▸ **Goal of the exercise**: Copy out every line of the data exactly.

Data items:
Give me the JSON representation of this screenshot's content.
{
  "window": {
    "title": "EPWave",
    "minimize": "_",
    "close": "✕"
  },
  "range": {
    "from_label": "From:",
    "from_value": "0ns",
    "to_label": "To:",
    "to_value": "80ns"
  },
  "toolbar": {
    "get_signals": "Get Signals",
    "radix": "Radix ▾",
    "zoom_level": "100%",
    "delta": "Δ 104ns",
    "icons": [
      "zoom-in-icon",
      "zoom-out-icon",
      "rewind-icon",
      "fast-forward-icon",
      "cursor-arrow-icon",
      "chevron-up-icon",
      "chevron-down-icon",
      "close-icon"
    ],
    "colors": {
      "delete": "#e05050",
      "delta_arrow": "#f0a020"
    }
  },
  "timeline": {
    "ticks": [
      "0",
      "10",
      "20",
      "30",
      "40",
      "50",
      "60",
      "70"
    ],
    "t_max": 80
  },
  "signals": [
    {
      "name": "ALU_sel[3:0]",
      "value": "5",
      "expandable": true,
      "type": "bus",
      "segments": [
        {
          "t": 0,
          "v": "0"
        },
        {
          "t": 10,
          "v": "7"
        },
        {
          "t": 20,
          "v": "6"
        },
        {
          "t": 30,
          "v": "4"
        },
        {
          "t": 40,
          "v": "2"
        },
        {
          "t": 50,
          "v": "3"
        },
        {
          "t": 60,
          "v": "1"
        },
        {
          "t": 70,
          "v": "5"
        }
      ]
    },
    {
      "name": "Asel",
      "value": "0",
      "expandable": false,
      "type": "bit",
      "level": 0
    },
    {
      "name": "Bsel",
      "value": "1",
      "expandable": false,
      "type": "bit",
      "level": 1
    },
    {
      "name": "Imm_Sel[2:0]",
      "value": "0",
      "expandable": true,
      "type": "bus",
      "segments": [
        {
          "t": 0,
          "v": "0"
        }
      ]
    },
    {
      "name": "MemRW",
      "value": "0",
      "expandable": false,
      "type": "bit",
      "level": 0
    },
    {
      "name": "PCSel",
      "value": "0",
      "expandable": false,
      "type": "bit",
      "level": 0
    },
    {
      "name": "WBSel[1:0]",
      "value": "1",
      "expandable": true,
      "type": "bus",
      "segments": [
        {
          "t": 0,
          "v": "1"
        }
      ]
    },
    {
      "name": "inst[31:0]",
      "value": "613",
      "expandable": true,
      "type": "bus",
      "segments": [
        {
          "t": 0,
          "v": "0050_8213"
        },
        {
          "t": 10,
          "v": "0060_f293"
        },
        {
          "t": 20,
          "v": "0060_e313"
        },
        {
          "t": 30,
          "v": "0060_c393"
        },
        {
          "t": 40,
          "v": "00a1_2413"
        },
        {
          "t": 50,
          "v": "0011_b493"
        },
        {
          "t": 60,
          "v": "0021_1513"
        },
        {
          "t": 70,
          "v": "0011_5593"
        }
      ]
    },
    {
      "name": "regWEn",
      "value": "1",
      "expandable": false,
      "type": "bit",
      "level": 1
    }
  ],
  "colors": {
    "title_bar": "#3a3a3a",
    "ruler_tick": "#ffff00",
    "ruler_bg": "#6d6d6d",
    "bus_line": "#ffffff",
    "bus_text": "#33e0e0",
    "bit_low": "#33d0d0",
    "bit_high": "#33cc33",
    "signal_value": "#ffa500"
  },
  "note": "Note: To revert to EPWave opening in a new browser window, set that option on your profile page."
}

▸ **Result**:
Give me the JSON representation of this screenshot's content.
{
  "window": {
    "title": "EPWave",
    "minimize": "_",
    "close": "✕"
  },
  "range": {
    "from_label": "From:",
    "from_value": "0ns",
    "to_label": "To:",
    "to_value": "80ns"
  },
  "toolbar": {
    "get_signals": "Get Signals",
    "radix": "Radix ▾",
    "zoom_level": "100%",
    "delta": "Δ 104ns",
    "icons": [
      "zoom-in-icon",
      "zoom-out-icon",
      "rewind-icon",
      "fast-forward-icon",
      "cursor-arrow-icon",
      "chevron-up-icon",
      "chevron-down-icon",
      "close-icon"
    ],
    "colors": {
      "delete": "#e05050",
      "delta_arrow": "#f0a020"
    }
  },
  "timeline": {
    "ticks": [
      "0",
      "10",
      "20",
      "30",
      "40",
      "50",
      "60",
      "70"
    ],
    "t_max": 80
  },
  "signals": [
    {
      "name": "ALU_sel[3:0]",
      "value": "5",
      "expandable": true,
      "type": "bus",
      "segments": [
        {
          "t": 0,
          "v": "0"
        },
        {
          "t": 10,
          "v": "7"
        },
        {
          "t": 20,
          "v": "6"
        },
        {
          "t": 30,
          "v": "4"
        },
        {
          "t": 40,
          "v": "2"
        },
        {
          "t": 50,
          "v": "3"
        },
        {
          "t": 60,
          "v": "1"
        },
        {
          "t": 70,
          "v": "5"
        }
      ]
    },
    {
      "name": "Asel",
      "value": "0",
      "expandable": false,
      "type": "bit",
      "level": 0
    },
    {
      "name": "Bsel",
      "value": "1",
      "expandable": false,
      "type": "bit",
      "level": 1
    },
    {
      "name": "Imm_Sel[2:0]",
      "value": "0",
      "expandable": true,
      "type": "bus",
      "segments": [
        {
          "t": 0,
          "v": "0"
        }
      ]
    },
    {
      "name": "MemRW",
      "value": "0",
      "expandable": false,
      "type": "bit",
      "level": 0
    },
    {
      "name": "PCSel",
      "value": "0",
      "expandable": false,
      "type": "bit",
      "level": 0
    },
    {
      "name": "WBSel[1:0]",
      "value": "1",
      "expandable": true,
      "type": "bus",
      "segments": [
        {
          "t": 0,
          "v": "1"
        }
      ]
    },
    {
      "name": "inst[31:0]",
      "value": "613",
      "expandable": true,
      "type": "bus",
      "segments": [
        {
          "t": 0,
          "v": "0050_8213"
        },
        {
          "t": 10,
          "v": "0060_f293"
        },
        {
          "t": 20,
          "v": "0060_e313"
        },
        {
          "t": 30,
          "v": "0060_c393"
        },
        {
          "t": 40,
          "v": "00a1_2413"
        },
        {
          "t": 50,
          "v": "0011_b493"
        },
        {
          "t": 60,
          "v": "0021_1513"
        },
        {
          "t": 70,
          "v": "0011_5593"
        }
      ]
    },
    {
      "name": "regWEn",
      "value": "1",
      "expandable": false,
      "type": "bit",
      "level": 1
    }
  ],
  "colors": {
    "title_bar": "#3a3a3a",
    "ruler_tick": "#ffff00",
    "ruler_bg": "#6d6d6d",
    "bus_line": "#ffffff",
    "bus_text": "#33e0e0",
    "bit_low": "#33d0d0",
    "bit_high": "#33cc33",
    "signal_value": "#ffa500"
  },
  "note": "Note: To revert to EPWave opening in a new browser window, set that option on your profile page."
}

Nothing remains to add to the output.